EXERCISE: Copy each of the entries below word for word.

PROVIDED MATERIAL:
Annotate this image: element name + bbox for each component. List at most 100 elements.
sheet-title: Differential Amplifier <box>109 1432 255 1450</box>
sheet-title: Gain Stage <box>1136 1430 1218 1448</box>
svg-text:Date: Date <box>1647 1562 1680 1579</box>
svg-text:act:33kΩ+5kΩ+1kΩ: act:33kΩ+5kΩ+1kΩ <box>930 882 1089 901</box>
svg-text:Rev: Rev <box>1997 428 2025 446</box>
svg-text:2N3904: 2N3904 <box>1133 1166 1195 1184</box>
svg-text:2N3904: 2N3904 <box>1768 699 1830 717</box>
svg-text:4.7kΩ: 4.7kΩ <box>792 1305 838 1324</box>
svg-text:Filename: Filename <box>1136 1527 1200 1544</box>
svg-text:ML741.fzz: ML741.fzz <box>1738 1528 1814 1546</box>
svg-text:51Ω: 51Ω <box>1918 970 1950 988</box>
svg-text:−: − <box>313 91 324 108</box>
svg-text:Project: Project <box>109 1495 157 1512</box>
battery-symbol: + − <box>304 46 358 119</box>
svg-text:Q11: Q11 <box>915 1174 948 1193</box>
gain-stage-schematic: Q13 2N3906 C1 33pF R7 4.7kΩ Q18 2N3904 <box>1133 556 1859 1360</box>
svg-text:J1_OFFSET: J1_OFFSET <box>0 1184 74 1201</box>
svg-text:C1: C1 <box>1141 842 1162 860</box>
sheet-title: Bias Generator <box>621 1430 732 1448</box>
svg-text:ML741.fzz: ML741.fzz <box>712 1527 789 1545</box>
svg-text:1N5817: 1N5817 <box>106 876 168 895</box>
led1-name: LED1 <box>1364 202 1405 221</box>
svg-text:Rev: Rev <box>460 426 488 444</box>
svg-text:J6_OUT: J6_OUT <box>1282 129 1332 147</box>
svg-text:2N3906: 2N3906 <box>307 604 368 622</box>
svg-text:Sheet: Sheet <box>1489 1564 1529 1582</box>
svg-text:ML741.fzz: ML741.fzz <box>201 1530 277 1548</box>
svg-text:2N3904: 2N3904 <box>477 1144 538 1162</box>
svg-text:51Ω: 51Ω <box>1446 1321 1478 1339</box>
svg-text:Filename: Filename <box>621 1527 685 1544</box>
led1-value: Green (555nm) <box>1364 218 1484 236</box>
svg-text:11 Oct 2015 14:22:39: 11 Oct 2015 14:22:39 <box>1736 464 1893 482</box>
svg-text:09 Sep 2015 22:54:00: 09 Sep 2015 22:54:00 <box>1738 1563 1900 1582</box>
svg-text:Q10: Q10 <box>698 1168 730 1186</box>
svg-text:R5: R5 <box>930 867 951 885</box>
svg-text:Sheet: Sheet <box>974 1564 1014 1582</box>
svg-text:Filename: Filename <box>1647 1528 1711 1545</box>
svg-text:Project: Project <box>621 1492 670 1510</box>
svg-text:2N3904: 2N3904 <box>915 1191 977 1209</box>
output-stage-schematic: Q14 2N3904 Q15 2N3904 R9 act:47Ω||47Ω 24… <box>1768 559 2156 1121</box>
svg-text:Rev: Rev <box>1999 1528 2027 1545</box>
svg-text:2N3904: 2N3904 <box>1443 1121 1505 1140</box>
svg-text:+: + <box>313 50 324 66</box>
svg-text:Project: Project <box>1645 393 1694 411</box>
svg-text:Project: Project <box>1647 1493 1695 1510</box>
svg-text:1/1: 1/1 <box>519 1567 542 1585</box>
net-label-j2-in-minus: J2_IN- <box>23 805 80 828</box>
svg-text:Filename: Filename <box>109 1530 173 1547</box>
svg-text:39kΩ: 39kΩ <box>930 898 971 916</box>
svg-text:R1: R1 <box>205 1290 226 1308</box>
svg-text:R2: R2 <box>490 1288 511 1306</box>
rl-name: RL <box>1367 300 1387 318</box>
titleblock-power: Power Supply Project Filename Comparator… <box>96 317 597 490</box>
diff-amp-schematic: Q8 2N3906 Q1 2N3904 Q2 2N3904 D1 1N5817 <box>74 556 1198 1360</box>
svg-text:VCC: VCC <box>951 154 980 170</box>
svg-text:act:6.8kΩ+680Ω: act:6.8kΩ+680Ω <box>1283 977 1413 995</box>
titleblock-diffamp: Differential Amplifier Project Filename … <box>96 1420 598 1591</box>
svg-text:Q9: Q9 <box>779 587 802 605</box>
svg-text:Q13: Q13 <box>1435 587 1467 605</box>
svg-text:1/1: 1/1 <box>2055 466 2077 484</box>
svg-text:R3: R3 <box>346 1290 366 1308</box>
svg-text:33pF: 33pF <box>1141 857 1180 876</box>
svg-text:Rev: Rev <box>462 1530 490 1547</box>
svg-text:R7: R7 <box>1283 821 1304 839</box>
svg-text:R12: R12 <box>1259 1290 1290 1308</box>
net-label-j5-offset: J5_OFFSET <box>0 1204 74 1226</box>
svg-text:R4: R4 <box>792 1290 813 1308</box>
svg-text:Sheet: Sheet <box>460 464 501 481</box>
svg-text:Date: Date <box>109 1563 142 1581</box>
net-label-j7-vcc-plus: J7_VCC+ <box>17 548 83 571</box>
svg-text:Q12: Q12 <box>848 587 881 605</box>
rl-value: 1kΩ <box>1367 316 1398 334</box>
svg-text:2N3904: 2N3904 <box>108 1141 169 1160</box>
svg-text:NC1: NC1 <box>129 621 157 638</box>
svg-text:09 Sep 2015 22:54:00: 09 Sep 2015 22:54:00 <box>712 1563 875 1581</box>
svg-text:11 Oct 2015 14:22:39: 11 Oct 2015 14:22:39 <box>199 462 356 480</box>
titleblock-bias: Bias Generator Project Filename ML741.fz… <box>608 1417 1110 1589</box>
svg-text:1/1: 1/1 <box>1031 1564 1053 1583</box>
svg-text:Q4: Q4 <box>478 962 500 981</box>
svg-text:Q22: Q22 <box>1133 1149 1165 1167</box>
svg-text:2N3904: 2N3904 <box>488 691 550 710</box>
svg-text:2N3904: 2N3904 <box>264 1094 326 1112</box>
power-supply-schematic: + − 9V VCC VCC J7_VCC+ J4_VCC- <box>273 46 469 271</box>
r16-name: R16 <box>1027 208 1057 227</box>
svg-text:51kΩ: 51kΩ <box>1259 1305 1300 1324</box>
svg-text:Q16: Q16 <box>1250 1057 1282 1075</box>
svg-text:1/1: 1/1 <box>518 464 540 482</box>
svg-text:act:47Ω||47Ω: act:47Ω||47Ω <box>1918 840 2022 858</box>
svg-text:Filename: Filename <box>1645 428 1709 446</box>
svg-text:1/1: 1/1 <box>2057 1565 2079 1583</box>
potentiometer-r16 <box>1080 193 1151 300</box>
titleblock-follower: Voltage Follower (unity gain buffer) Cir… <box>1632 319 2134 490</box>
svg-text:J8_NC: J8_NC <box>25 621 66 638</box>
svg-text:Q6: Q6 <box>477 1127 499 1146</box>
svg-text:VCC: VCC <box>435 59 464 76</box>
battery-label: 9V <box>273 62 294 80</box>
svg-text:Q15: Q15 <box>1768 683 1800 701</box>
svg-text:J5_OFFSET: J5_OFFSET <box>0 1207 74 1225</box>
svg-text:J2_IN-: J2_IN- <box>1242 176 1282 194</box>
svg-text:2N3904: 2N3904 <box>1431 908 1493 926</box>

SOLUTION FOR THIS EXERCISE:
Annotate this image: element name + bbox for each component. List at most 100 elements.
sheet-title: Differential Amplifier <box>109 1432 255 1450</box>
sheet-title: Gain Stage <box>1136 1430 1218 1448</box>
svg-text:Date: Date <box>1647 1562 1680 1579</box>
svg-text:act:33kΩ+5kΩ+1kΩ: act:33kΩ+5kΩ+1kΩ <box>930 882 1089 901</box>
svg-text:Rev: Rev <box>1997 428 2025 446</box>
svg-text:2N3904: 2N3904 <box>1133 1166 1195 1184</box>
svg-text:2N3904: 2N3904 <box>1768 699 1830 717</box>
svg-text:4.7kΩ: 4.7kΩ <box>792 1305 838 1324</box>
svg-text:Filename: Filename <box>1136 1527 1200 1544</box>
svg-text:ML741.fzz: ML741.fzz <box>1738 1528 1814 1546</box>
svg-text:51Ω: 51Ω <box>1918 970 1950 988</box>
svg-text:−: − <box>313 91 324 108</box>
svg-text:Project: Project <box>109 1495 157 1512</box>
battery-symbol: + − <box>304 46 358 119</box>
svg-text:Q11: Q11 <box>915 1174 948 1193</box>
gain-stage-schematic: Q13 2N3906 C1 33pF R7 4.7kΩ Q18 2N3904 <box>1133 556 1859 1360</box>
svg-text:J1_OFFSET: J1_OFFSET <box>0 1184 74 1201</box>
svg-text:C1: C1 <box>1141 842 1162 860</box>
sheet-title: Bias Generator <box>621 1430 732 1448</box>
svg-text:ML741.fzz: ML741.fzz <box>712 1527 789 1545</box>
svg-text:1N5817: 1N5817 <box>106 876 168 895</box>
led1-name: LED1 <box>1364 202 1405 221</box>
svg-text:Rev: Rev <box>460 426 488 444</box>
svg-text:J6_OUT: J6_OUT <box>1282 129 1332 147</box>
svg-text:2N3906: 2N3906 <box>307 604 368 622</box>
svg-text:Sheet: Sheet <box>1489 1564 1529 1582</box>
svg-text:ML741.fzz: ML741.fzz <box>201 1530 277 1548</box>
svg-text:2N3904: 2N3904 <box>477 1144 538 1162</box>
svg-text:51Ω: 51Ω <box>1446 1321 1478 1339</box>
svg-text:Filename: Filename <box>621 1527 685 1544</box>
led1-value: Green (555nm) <box>1364 218 1484 236</box>
svg-text:11 Oct 2015 14:22:39: 11 Oct 2015 14:22:39 <box>1736 464 1893 482</box>
svg-text:09 Sep 2015 22:54:00: 09 Sep 2015 22:54:00 <box>1738 1563 1900 1582</box>
svg-text:Q10: Q10 <box>698 1168 730 1186</box>
svg-text:R5: R5 <box>930 867 951 885</box>
svg-text:Sheet: Sheet <box>974 1564 1014 1582</box>
svg-text:Filename: Filename <box>1647 1528 1711 1545</box>
svg-text:Project: Project <box>621 1492 670 1510</box>
svg-text:2N3904: 2N3904 <box>915 1191 977 1209</box>
output-stage-schematic: Q14 2N3904 Q15 2N3904 R9 act:47Ω||47Ω 24… <box>1768 559 2156 1121</box>
svg-text:Rev: Rev <box>1999 1528 2027 1545</box>
svg-text:2N3904: 2N3904 <box>1443 1121 1505 1140</box>
svg-text:+: + <box>313 50 324 66</box>
svg-text:Project: Project <box>1645 393 1694 411</box>
svg-text:Project: Project <box>1647 1493 1695 1510</box>
svg-text:1/1: 1/1 <box>519 1567 542 1585</box>
net-label-j2-in-minus: J2_IN- <box>23 805 80 828</box>
svg-text:Filename: Filename <box>109 1530 173 1547</box>
svg-text:39kΩ: 39kΩ <box>930 898 971 916</box>
svg-text:R1: R1 <box>205 1290 226 1308</box>
svg-text:R2: R2 <box>490 1288 511 1306</box>
rl-name: RL <box>1367 300 1387 318</box>
titleblock-power: Power Supply Project Filename Comparator… <box>96 317 597 490</box>
diff-amp-schematic: Q8 2N3906 Q1 2N3904 Q2 2N3904 D1 1N5817 <box>74 556 1198 1360</box>
svg-text:VCC: VCC <box>951 154 980 170</box>
svg-text:act:6.8kΩ+680Ω: act:6.8kΩ+680Ω <box>1283 977 1413 995</box>
titleblock-diffamp: Differential Amplifier Project Filename … <box>96 1420 598 1591</box>
svg-text:Q9: Q9 <box>779 587 802 605</box>
svg-text:Q13: Q13 <box>1435 587 1467 605</box>
svg-text:1/1: 1/1 <box>2055 466 2077 484</box>
svg-text:R3: R3 <box>346 1290 366 1308</box>
svg-text:33pF: 33pF <box>1141 857 1180 876</box>
svg-text:Rev: Rev <box>462 1530 490 1547</box>
svg-text:R7: R7 <box>1283 821 1304 839</box>
svg-text:R12: R12 <box>1259 1290 1290 1308</box>
net-label-j5-offset: J5_OFFSET <box>0 1204 74 1226</box>
svg-text:R4: R4 <box>792 1290 813 1308</box>
svg-text:Sheet: Sheet <box>460 464 501 481</box>
svg-text:Date: Date <box>109 1563 142 1581</box>
net-label-j7-vcc-plus: J7_VCC+ <box>17 548 83 571</box>
svg-text:Q12: Q12 <box>848 587 881 605</box>
rl-value: 1kΩ <box>1367 316 1398 334</box>
svg-text:2N3904: 2N3904 <box>108 1141 169 1160</box>
svg-text:NC1: NC1 <box>129 621 157 638</box>
svg-text:09 Sep 2015 22:54:00: 09 Sep 2015 22:54:00 <box>712 1563 875 1581</box>
svg-text:11 Oct 2015 14:22:39: 11 Oct 2015 14:22:39 <box>199 462 356 480</box>
titleblock-bias: Bias Generator Project Filename ML741.fz… <box>608 1417 1110 1589</box>
svg-text:1/1: 1/1 <box>1031 1564 1053 1583</box>
svg-text:Q4: Q4 <box>478 962 500 981</box>
svg-text:Q22: Q22 <box>1133 1149 1165 1167</box>
svg-text:2N3904: 2N3904 <box>488 691 550 710</box>
svg-text:2N3904: 2N3904 <box>264 1094 326 1112</box>
power-supply-schematic: + − 9V VCC VCC J7_VCC+ J4_VCC- <box>273 46 469 271</box>
r16-name: R16 <box>1027 208 1057 227</box>
svg-text:51kΩ: 51kΩ <box>1259 1305 1300 1324</box>
svg-text:Q16: Q16 <box>1250 1057 1282 1075</box>
svg-text:1/1: 1/1 <box>518 464 540 482</box>
svg-text:act:47Ω||47Ω: act:47Ω||47Ω <box>1918 840 2022 858</box>
svg-text:Filename: Filename <box>1645 428 1709 446</box>
svg-text:1/1: 1/1 <box>2057 1565 2079 1583</box>
potentiometer-r16 <box>1080 193 1151 300</box>
titleblock-follower: Voltage Follower (unity gain buffer) Cir… <box>1632 319 2134 490</box>
svg-text:J8_NC: J8_NC <box>25 621 66 638</box>
svg-text:Q6: Q6 <box>477 1127 499 1146</box>
svg-text:VCC: VCC <box>435 59 464 76</box>
battery-label: 9V <box>273 62 294 80</box>
svg-text:Q15: Q15 <box>1768 683 1800 701</box>
svg-text:J5_OFFSET: J5_OFFSET <box>0 1207 74 1225</box>
svg-text:J2_IN-: J2_IN- <box>1242 176 1282 194</box>
svg-text:2N3904: 2N3904 <box>1431 908 1493 926</box>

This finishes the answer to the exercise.